WORK TO COMPLETE = Return all lines where the word "pour" can be found.

DATA SHOWN =
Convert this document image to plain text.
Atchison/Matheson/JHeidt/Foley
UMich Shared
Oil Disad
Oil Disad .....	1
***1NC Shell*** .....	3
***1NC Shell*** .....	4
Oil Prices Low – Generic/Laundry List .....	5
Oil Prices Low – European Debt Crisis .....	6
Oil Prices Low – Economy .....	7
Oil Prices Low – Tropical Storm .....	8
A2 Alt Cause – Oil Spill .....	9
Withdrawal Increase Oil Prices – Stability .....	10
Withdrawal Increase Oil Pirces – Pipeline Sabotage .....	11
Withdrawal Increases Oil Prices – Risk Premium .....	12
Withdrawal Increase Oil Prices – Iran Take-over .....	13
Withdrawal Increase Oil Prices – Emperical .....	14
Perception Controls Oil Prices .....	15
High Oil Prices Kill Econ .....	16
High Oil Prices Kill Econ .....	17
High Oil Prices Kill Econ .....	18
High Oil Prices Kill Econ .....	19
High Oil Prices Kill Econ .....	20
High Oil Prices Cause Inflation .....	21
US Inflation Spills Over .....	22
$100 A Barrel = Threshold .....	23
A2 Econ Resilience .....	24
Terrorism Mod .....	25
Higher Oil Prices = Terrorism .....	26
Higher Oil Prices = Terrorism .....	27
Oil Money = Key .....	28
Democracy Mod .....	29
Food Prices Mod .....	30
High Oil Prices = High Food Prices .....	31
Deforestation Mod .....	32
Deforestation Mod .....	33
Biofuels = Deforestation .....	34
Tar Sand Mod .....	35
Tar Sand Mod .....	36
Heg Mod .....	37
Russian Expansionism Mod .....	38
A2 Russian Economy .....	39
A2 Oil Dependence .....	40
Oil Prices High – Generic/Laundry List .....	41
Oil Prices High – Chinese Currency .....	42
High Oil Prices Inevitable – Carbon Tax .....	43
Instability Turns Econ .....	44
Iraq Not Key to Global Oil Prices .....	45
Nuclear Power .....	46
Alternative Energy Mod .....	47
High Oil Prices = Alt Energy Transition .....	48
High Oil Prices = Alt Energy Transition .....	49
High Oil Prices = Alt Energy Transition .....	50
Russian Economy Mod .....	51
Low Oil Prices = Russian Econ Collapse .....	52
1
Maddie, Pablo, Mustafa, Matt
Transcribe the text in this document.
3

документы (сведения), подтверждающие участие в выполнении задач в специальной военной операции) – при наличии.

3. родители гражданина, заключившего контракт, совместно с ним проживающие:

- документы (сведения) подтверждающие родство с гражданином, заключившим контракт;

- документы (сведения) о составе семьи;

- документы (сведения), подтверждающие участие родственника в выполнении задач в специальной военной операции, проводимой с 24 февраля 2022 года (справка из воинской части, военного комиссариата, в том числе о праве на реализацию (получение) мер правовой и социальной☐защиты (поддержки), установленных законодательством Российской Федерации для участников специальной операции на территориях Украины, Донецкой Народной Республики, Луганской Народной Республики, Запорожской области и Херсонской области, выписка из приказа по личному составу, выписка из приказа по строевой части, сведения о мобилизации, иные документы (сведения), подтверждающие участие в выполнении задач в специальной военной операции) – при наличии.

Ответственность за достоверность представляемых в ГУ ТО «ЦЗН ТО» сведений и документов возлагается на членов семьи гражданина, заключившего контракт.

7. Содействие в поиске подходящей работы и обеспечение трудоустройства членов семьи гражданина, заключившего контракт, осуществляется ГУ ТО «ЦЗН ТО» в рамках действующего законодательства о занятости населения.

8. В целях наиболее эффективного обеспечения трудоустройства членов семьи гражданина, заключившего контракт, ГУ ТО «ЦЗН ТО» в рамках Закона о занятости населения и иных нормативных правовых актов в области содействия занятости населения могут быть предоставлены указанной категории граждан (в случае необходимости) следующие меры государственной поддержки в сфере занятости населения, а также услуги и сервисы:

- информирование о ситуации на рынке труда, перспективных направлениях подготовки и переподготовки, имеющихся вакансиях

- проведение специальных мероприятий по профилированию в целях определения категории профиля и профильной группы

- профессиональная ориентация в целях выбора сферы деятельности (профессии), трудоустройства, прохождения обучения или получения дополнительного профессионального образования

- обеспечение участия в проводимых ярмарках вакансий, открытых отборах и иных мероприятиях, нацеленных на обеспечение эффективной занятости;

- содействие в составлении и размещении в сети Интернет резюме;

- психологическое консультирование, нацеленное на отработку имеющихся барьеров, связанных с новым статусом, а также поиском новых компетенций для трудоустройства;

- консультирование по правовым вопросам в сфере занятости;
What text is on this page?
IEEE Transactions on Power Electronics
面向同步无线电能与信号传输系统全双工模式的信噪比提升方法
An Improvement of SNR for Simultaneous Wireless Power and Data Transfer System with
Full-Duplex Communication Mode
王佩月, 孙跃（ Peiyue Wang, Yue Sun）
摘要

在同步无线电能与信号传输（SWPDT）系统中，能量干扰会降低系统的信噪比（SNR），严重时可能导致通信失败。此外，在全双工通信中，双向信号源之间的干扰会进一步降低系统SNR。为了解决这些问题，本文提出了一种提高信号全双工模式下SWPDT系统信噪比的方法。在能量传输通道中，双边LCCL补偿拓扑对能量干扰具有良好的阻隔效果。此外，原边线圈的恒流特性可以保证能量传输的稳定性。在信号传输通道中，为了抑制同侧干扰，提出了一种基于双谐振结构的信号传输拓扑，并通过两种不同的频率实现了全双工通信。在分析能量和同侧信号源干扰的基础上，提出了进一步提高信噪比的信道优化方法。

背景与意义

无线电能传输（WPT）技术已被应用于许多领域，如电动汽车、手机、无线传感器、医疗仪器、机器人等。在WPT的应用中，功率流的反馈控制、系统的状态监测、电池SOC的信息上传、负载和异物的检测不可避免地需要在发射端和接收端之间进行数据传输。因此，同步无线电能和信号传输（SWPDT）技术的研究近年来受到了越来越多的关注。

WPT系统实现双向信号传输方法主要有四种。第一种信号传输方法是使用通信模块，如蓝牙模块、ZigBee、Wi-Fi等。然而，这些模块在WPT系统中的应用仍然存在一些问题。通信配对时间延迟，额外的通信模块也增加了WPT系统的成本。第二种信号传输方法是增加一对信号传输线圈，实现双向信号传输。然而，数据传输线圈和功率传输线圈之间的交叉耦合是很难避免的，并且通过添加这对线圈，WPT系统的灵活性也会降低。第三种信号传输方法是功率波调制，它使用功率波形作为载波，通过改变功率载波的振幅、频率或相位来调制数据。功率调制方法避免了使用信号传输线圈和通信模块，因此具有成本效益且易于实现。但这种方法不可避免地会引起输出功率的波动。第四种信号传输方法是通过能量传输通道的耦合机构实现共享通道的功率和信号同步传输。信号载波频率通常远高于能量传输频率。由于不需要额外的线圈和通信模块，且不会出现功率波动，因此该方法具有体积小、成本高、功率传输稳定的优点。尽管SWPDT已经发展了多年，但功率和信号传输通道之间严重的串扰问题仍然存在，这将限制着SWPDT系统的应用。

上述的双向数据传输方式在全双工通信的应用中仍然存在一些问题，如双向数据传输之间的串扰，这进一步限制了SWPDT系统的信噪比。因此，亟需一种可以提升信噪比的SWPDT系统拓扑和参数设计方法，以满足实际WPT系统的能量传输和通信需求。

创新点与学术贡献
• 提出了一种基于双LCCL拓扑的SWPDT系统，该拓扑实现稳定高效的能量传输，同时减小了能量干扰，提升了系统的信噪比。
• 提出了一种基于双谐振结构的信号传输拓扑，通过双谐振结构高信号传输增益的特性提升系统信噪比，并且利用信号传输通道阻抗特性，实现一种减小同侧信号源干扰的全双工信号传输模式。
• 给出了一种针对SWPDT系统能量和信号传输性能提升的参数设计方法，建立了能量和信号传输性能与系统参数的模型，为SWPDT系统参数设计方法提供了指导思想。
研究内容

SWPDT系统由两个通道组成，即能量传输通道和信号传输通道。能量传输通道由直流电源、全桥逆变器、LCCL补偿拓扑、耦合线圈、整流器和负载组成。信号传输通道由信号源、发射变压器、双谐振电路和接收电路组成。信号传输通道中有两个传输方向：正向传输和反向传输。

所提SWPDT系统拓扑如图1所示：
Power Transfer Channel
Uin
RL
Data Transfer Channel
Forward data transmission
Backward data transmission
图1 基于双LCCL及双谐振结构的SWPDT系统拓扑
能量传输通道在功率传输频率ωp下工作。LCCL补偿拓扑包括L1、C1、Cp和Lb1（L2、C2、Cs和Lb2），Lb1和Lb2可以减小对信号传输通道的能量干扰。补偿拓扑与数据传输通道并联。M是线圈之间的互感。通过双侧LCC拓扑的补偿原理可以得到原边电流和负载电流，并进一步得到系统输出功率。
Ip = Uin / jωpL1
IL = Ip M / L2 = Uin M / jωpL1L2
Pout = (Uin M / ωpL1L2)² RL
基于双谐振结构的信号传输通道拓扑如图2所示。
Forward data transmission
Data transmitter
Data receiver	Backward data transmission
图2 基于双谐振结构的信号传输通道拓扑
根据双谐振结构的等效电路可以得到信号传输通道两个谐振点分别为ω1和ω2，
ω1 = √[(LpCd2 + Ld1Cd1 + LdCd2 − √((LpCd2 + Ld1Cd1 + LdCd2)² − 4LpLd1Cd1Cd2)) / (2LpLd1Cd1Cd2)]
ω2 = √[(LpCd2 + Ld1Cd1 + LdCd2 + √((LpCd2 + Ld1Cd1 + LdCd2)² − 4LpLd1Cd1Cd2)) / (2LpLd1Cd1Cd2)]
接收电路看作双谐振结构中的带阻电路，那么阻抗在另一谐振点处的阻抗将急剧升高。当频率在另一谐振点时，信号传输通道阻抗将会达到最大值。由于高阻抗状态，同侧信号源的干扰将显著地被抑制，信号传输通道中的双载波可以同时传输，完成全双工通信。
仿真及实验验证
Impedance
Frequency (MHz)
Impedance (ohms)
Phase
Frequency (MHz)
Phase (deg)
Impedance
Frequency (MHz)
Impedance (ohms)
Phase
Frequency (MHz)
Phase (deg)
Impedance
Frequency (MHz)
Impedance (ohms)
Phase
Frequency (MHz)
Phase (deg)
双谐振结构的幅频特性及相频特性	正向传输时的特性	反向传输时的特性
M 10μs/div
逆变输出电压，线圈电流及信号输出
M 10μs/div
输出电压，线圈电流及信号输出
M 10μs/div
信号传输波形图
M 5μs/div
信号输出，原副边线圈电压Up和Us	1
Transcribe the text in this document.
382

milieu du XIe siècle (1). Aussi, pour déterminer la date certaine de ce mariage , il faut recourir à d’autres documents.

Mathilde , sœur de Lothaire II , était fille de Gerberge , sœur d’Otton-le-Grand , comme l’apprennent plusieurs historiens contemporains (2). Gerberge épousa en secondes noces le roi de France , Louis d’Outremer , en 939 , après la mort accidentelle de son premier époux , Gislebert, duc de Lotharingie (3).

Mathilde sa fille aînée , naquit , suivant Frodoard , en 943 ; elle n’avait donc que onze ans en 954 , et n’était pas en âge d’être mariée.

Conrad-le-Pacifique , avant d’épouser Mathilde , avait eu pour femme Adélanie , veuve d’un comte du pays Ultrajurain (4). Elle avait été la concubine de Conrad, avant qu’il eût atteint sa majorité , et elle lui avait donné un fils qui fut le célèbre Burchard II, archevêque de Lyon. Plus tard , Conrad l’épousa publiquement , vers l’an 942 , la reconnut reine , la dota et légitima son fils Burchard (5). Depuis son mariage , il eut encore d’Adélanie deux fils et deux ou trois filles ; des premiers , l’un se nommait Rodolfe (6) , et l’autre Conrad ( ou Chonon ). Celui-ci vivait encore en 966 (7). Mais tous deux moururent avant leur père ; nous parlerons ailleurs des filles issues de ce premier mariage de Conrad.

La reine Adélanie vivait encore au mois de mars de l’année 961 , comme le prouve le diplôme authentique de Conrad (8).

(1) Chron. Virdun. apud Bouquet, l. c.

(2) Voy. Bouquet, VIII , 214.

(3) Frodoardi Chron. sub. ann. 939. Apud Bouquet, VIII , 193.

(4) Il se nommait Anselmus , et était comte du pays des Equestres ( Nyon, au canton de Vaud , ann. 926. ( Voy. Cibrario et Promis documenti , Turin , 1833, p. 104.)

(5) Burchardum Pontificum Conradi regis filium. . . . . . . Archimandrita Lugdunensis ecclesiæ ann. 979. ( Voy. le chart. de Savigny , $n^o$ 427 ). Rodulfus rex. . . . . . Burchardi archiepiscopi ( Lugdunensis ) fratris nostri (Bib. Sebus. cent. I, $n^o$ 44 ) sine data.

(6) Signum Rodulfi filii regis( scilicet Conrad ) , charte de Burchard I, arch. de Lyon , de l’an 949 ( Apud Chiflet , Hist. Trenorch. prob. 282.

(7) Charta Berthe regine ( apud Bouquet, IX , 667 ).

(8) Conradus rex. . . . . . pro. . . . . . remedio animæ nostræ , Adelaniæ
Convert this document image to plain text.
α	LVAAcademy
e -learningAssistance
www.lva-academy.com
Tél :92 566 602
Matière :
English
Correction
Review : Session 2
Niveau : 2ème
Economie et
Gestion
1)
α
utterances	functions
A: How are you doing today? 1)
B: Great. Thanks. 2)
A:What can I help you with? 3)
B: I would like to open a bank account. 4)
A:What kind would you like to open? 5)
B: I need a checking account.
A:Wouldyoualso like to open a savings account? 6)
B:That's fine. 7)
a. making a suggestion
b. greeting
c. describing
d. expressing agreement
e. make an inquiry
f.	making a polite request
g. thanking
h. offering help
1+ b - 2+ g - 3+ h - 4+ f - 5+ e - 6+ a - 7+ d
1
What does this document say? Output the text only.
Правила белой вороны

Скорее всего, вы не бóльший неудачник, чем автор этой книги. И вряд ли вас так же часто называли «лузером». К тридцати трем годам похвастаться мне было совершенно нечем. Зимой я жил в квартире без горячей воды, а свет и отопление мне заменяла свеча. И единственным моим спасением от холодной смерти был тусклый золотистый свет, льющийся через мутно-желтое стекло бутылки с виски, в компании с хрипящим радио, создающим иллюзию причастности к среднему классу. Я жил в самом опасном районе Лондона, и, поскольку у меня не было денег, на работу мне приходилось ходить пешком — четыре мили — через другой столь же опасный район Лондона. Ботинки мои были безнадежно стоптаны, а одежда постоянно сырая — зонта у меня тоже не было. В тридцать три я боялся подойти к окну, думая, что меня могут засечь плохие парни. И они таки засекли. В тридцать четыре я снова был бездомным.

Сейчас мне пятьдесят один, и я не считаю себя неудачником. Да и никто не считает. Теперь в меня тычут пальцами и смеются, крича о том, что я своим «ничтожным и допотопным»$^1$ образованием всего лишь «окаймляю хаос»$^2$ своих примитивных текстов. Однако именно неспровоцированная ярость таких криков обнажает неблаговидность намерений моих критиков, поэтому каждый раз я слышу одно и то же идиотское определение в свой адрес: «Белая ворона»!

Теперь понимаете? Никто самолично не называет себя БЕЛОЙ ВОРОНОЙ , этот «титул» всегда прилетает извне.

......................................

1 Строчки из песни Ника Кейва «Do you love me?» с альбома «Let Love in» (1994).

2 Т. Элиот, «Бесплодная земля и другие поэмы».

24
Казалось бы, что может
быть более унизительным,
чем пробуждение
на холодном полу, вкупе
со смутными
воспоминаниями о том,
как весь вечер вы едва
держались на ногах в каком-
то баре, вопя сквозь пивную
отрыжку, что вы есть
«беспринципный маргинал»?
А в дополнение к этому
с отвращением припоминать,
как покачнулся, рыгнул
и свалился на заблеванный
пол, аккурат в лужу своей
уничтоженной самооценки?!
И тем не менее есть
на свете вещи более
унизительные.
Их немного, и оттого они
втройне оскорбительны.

RESPONSE BELOW =
milieu du XIe siècle (1). Aussi, pour déterminer la date certaine de ce mariage , il faut recourir à d’autres documents.
Conrad-le-Pacifique , avant d’épouser Mathilde , avait eu pour femme Adélanie , veuve d’un comte du pays Ultrajurain (4). Elle avait été la concubine de Conrad, avant qu’il eût atteint sa majorité , et elle lui avait donné un fils qui fut le célèbre Burchard II, archevêque de Lyon. Plus tard , Conrad l’épousa publiquement , vers l’an 942 , la reconnut reine , la dota et légitima son fils Burchard (5). Depuis son mariage , il eut encore d’Adélanie deux fils et deux ou trois filles ; des premiers , l’un se nommait Rodolfe (6) , et l’autre Conrad ( ou Chonon ). Celui-ci vivait encore en 966 (7). Mais tous deux moururent avant leur père ; nous parlerons ailleurs des filles issues de ce premier mariage de Conrad.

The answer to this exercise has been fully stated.